Start of Text excerpt
WebAudio / web-audio-api

The Web Audio API v1.0, developed by the W3C Audio WG
https://webaudio.github.io/web-audio-api/
Other
1.05k stars 167 forks source link

[audioworklet] Permit process() calls to be skipped on inactive AudioWorkletProcessors with silent input #1453

Closed karlt closed 5 years ago

karlt commented 6 years ago

An optimization that was found to be important in use cases where one-shot AudioNodes were frequently created was to skip processing when the input was known to be silent. A similar optimization would be valuable for AudioWorkletProcessors.

In active documents with many objects, it is not practical to perform full garbage collection frequently, and so there is often a long delay before unreferenced inactive nodes are collected. Silent input, however, can be determined promptly.

Prompt detection of unnecessary processing is very important in graphs with many one-shot nodes such as at http://webaudiodemos.appspot.com/MIDIDrums/index.html

Skipping process() is also important in the long term for releasing the resources associated with the AudioWorkletProcessors. While process() calls are still required, the node and processor are observable and so cannot be garbage collected.
End of Text excerpt
- **To be done**:
Write the next part of the GitHub issue on skipping process() calls for silent AudioWorkletProcessors, picking up right after its final paragraph.
Start of Information given
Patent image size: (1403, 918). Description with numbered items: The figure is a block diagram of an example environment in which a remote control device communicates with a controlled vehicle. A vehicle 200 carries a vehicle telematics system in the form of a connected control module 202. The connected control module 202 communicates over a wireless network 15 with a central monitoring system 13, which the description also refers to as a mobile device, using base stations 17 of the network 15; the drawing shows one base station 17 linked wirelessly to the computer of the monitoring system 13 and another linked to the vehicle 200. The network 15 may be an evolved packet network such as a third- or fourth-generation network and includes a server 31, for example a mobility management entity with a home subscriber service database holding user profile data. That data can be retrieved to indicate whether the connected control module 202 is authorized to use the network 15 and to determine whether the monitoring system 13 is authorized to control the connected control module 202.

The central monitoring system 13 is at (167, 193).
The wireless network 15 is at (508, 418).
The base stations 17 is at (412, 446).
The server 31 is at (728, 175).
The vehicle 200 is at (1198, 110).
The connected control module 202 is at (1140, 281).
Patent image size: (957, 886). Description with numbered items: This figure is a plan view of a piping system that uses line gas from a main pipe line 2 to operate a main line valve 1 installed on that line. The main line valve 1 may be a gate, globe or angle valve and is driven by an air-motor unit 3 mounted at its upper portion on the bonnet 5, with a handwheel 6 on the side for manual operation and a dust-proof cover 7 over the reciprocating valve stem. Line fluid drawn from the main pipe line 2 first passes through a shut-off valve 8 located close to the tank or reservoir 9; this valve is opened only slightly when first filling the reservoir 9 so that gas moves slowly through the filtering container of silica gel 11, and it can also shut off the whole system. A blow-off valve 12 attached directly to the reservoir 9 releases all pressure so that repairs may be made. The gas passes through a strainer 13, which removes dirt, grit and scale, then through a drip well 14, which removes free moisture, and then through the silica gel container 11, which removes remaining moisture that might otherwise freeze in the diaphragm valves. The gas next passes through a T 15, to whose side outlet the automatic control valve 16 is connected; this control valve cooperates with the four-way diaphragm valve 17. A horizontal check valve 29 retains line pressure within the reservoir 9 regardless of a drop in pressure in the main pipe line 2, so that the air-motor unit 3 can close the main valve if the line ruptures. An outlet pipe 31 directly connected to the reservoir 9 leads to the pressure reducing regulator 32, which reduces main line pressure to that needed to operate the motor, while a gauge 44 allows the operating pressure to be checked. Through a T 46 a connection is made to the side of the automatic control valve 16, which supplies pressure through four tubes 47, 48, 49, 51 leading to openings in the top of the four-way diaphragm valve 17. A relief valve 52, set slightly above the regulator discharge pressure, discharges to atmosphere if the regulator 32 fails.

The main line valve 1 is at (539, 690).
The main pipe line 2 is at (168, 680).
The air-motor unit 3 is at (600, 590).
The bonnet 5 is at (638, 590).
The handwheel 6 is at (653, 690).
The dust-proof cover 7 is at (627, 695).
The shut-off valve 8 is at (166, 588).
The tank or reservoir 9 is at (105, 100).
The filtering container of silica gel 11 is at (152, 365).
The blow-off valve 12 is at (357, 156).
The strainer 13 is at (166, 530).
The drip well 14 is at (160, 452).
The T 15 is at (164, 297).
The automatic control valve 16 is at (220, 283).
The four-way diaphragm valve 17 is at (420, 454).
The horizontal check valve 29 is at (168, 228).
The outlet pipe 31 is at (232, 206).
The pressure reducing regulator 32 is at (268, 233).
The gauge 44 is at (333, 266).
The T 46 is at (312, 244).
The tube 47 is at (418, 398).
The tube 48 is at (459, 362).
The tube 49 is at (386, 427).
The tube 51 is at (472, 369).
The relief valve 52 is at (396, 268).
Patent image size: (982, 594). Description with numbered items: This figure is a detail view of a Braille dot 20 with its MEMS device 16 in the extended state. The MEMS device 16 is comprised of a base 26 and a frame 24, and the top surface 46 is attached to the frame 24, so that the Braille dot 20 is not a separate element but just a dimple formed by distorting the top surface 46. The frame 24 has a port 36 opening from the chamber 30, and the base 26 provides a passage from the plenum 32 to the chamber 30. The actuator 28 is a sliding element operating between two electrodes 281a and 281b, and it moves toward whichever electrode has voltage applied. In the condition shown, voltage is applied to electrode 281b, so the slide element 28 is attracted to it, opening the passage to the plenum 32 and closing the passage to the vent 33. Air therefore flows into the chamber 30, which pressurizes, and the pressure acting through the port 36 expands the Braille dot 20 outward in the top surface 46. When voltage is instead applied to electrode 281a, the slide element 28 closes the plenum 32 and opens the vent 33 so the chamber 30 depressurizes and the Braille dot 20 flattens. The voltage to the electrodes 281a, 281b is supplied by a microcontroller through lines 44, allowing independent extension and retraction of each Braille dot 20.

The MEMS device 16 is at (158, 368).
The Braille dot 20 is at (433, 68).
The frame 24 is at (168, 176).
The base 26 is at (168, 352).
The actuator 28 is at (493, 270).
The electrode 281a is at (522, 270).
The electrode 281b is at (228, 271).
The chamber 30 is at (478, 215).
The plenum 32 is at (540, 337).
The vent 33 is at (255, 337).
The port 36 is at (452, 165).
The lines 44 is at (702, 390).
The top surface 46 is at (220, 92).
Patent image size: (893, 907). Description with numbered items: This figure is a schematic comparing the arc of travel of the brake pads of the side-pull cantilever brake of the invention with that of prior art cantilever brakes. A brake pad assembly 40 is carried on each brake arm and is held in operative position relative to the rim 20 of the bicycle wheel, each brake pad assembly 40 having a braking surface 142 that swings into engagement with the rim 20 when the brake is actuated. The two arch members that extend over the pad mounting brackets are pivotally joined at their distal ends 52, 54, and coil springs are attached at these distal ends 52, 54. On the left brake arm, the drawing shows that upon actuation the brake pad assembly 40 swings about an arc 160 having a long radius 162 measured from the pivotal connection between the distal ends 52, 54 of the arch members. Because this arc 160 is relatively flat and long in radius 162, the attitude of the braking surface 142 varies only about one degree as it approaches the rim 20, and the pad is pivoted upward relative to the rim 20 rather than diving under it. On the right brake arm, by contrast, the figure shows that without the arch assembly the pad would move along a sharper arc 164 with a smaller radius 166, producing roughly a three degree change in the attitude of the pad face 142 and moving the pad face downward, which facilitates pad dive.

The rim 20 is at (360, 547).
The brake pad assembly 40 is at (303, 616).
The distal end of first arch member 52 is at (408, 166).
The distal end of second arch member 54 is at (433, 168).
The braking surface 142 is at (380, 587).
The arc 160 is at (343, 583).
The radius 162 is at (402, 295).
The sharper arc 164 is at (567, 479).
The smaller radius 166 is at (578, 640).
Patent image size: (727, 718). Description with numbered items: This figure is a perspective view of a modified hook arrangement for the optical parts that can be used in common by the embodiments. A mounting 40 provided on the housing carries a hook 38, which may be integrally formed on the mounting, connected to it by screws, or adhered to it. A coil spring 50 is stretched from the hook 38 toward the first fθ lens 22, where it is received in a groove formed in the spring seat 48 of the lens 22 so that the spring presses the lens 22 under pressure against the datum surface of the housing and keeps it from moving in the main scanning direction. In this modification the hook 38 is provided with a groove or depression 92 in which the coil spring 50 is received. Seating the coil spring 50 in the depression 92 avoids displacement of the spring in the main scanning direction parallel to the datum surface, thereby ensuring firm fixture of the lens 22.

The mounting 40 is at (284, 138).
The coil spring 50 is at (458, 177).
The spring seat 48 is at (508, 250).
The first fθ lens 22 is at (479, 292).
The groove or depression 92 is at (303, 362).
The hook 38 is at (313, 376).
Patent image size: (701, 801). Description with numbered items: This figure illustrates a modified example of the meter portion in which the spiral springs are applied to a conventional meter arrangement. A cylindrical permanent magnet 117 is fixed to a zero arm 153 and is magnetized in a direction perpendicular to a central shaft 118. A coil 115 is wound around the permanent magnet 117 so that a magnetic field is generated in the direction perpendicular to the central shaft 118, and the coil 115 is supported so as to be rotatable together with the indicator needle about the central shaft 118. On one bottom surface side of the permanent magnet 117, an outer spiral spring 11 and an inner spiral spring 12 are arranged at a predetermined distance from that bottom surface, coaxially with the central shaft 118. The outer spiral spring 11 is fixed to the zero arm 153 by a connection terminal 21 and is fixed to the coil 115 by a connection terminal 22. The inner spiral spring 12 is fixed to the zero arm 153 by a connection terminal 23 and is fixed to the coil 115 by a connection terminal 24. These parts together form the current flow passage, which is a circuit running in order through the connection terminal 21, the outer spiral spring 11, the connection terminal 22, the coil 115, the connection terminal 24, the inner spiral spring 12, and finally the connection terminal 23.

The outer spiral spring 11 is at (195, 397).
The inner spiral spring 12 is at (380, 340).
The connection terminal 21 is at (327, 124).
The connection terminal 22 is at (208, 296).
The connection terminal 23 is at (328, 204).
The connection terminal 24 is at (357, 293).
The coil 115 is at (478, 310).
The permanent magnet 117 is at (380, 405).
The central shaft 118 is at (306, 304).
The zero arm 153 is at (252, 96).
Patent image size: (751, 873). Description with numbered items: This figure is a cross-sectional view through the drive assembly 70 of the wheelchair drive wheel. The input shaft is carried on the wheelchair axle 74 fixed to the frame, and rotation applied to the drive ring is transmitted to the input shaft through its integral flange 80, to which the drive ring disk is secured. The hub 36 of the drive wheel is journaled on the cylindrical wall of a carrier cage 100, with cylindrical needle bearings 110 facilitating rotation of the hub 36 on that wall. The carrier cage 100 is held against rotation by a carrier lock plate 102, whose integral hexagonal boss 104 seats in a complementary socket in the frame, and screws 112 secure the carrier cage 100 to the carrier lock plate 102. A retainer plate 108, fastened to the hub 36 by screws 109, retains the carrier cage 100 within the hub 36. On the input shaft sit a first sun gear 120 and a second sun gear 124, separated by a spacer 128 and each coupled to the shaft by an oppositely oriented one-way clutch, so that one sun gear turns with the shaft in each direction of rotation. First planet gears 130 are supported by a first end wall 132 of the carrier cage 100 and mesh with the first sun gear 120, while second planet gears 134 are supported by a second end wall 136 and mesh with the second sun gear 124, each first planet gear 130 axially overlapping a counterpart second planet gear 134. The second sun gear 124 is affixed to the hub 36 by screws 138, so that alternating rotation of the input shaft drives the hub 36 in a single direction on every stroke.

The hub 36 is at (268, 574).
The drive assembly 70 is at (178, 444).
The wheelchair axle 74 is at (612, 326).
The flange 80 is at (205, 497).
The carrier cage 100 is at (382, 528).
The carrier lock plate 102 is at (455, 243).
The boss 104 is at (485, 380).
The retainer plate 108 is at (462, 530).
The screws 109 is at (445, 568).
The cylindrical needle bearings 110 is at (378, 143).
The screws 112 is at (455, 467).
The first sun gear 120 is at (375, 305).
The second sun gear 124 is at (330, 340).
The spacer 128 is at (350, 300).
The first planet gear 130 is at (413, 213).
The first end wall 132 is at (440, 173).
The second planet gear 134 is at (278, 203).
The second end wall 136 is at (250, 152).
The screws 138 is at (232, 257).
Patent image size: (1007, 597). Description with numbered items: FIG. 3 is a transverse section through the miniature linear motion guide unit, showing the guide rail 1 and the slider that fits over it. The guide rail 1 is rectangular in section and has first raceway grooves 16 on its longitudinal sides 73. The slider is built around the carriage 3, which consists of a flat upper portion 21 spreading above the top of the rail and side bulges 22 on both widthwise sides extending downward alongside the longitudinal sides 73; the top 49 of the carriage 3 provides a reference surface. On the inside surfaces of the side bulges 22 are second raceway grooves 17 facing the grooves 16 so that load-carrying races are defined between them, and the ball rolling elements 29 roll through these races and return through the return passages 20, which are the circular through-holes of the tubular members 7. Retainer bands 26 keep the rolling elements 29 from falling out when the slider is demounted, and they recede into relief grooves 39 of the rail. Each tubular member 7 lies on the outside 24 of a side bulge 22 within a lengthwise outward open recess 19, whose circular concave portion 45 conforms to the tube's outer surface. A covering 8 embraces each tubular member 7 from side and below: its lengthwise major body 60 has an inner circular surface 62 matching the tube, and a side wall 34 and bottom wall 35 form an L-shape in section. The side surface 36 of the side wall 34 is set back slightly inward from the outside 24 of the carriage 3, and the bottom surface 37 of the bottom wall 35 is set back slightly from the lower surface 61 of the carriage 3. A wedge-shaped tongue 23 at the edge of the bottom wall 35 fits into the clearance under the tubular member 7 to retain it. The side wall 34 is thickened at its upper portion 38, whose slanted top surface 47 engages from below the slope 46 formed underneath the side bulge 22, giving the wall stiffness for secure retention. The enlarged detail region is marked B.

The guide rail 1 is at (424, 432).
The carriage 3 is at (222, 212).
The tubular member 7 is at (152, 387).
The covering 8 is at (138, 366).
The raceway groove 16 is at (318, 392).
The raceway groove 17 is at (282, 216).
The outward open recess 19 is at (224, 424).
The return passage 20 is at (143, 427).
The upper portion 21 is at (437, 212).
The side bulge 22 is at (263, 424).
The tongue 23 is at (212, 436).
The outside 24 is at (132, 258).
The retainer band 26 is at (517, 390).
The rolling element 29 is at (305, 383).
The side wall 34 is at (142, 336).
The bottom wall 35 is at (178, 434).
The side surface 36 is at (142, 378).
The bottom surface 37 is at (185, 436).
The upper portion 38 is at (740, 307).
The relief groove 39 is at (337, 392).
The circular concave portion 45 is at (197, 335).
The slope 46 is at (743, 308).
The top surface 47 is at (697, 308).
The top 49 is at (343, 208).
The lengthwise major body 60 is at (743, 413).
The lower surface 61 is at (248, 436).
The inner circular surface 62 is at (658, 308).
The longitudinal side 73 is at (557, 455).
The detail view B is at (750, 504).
End of Information given
- **Result for this task**:
If the process() call can be skipped when input is silent, then clients need not explicitly disconnect all AudioWorklet inputs before removing their last references to the nodes.

karlt commented 6 years ago

I don't have a strong preference re whether implementations MUST or MAY skip process() calls when input is silent (and the active source flag is false). It is easy to test whether inputs are all silent. OTOH AudioWorkletProcessors need to be able to process at least one call with silent input because the active source flag is initially true (with good reason), and so there is probably little harm in a few unnecessary calls. In general though a determistic solution is preferable where practical, and it seems to be practical here.

hoch commented 6 years ago

I agree with the idea, but this might fall into the implementation detail side. The interesting part is users can observe the implementation difference if some browsers skip calling process() for the optimization.

joeberkovitz commented 6 years ago

I can't see how this optimization is feasible in the general case, given that any processor could add its own generated signal to the input as part of processing, even when the input is silent.

So this feels like an optional optimization that a developer would have to request. As such I would put this into V.next since we would need to design a mechanism for such optional behaviors.

rtoy commented 6 years ago

I agree with @joeberkovitz. Silent inputs does not imply process can be skipped. In fact, I think I might go farther and say we should never skip calls to process. However, I am ok with adding hints to let process know if the inputs are silent. This would allow process to do something intelligent, without having to check for itself if the inputs are silent.

karlt commented 6 years ago

Thank you for considering this and taking the time to comment.

Yes, the optimization is not feasible with the current spec, but this issue is about changing the spec to make it feasible, which is very doable.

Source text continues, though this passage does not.